▶ _Objective_
Find how many lines in the material contain "validity"; your answer should be that number alone.

[Dataset records]
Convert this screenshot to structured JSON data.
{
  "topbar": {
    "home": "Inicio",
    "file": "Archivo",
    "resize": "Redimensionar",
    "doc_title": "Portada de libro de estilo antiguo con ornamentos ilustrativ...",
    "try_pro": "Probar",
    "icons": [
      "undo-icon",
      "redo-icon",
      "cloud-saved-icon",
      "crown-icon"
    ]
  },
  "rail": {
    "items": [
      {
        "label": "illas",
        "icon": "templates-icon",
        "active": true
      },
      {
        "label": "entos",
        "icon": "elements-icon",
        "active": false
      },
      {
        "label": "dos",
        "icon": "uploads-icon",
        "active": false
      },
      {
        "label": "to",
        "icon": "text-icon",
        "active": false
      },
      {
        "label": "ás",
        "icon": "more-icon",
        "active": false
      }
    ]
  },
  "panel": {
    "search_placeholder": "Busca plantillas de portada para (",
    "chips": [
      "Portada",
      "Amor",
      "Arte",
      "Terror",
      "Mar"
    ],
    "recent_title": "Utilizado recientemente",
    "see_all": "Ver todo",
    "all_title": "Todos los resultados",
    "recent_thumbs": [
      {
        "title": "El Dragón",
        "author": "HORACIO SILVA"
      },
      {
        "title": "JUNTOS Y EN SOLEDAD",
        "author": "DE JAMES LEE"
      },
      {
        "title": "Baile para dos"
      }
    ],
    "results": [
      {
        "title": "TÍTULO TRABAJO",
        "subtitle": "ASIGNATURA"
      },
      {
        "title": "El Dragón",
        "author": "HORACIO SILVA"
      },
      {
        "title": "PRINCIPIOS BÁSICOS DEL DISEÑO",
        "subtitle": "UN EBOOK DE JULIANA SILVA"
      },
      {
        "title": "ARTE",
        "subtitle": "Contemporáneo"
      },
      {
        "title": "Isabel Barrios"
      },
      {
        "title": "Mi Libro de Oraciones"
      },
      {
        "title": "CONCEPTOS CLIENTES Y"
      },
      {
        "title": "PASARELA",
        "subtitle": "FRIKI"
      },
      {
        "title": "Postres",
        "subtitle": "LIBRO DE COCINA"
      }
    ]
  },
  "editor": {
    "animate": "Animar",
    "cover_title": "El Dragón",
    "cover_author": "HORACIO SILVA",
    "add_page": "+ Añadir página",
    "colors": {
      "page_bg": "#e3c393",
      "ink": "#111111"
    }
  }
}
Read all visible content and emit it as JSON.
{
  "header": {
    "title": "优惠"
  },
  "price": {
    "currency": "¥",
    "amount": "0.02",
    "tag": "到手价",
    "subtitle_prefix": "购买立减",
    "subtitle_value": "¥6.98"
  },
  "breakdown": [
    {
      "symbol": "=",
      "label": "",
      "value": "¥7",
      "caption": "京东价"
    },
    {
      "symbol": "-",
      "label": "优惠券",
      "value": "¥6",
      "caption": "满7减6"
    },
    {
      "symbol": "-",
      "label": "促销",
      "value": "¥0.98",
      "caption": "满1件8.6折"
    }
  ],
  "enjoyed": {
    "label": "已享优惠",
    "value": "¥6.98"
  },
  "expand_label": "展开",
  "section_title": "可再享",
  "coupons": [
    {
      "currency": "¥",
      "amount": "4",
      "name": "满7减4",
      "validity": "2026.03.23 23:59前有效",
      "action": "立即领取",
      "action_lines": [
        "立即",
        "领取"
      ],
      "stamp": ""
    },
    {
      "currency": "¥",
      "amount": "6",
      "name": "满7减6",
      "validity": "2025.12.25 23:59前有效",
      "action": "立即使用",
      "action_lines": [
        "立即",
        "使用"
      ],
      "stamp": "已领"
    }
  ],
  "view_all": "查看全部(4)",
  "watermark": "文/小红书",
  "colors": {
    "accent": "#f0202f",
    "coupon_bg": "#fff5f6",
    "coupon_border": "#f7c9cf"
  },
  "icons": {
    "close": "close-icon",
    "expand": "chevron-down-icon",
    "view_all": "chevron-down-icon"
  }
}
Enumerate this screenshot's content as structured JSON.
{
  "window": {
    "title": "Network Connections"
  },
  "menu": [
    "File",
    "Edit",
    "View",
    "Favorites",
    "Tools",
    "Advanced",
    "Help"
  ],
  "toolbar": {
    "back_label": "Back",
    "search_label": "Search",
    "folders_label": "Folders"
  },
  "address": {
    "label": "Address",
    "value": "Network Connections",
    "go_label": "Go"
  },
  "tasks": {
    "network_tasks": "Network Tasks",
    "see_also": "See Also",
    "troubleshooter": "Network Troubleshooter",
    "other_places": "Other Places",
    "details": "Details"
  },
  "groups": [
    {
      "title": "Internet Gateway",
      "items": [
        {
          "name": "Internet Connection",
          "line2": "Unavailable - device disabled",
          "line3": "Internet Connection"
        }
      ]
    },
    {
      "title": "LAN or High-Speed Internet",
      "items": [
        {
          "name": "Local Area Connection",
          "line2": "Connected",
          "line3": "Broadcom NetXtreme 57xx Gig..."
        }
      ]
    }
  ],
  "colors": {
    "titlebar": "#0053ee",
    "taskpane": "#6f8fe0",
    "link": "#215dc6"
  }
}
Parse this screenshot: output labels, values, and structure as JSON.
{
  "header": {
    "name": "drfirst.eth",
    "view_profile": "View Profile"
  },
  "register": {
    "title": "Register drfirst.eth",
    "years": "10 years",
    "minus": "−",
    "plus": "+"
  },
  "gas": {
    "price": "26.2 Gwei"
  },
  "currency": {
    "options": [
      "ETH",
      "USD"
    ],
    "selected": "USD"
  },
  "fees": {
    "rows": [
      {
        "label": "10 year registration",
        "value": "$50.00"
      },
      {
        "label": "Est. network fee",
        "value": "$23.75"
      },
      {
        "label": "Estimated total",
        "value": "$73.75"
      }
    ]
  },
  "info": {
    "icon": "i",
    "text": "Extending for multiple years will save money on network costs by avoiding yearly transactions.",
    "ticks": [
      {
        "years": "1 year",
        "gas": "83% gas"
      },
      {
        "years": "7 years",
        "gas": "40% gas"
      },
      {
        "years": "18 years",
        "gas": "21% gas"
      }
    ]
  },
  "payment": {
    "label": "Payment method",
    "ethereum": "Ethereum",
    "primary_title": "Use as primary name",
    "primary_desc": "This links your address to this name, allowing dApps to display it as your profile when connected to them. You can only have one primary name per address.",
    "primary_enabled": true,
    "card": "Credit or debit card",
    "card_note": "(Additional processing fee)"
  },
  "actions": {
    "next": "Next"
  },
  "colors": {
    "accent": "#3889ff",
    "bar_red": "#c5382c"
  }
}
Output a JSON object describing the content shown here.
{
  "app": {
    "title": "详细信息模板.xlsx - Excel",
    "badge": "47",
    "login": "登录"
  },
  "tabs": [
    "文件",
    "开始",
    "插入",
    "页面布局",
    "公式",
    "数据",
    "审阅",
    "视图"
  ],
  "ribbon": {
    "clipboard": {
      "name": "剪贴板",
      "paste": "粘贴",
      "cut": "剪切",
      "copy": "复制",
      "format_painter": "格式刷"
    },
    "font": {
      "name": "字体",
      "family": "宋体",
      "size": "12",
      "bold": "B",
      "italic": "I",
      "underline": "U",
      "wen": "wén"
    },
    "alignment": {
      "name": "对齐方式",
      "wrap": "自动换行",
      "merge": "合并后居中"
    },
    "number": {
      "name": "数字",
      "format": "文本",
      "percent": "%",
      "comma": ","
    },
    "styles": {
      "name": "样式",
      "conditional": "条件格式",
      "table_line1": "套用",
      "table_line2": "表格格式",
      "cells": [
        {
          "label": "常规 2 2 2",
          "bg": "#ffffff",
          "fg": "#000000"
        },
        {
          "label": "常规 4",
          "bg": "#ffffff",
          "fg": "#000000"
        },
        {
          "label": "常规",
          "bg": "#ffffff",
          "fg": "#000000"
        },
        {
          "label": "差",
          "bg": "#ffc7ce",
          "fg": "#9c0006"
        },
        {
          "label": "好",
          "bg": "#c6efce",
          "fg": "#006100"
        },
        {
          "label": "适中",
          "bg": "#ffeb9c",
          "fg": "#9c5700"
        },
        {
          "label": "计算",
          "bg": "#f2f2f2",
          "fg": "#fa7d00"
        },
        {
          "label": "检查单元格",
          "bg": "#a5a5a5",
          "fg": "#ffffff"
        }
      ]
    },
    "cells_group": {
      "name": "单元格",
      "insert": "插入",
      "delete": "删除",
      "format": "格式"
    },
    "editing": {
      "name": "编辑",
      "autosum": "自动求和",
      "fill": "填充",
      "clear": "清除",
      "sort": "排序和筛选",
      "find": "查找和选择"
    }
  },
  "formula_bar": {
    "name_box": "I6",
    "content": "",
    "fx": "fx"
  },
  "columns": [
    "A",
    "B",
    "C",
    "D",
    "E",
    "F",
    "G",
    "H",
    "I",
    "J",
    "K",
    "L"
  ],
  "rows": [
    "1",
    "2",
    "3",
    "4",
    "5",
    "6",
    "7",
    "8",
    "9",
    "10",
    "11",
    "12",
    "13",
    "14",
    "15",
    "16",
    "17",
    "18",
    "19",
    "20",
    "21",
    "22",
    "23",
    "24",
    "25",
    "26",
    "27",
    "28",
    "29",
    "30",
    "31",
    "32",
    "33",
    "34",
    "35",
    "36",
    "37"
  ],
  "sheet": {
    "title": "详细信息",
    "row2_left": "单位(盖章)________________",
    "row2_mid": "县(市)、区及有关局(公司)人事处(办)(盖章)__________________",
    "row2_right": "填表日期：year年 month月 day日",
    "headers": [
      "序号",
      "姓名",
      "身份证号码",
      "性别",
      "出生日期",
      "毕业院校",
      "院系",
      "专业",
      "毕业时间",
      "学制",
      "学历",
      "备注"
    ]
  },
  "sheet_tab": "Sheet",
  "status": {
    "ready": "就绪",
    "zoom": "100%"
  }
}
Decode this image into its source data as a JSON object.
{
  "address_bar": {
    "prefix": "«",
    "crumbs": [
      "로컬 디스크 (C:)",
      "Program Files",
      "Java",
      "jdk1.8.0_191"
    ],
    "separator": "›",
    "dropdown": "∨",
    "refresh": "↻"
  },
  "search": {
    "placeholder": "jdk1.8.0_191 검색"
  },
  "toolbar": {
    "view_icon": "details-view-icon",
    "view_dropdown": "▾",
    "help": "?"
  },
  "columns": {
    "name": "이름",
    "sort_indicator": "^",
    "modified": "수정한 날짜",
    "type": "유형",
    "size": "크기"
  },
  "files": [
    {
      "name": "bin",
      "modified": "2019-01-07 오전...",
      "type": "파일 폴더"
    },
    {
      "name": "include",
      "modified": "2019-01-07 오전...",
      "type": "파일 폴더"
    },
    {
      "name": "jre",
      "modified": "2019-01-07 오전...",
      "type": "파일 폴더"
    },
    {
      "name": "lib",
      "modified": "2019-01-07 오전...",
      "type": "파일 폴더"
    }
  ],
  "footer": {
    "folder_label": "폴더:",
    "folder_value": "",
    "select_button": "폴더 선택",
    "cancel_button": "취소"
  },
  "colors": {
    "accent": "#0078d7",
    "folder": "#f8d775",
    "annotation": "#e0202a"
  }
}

▶ _Task result_
2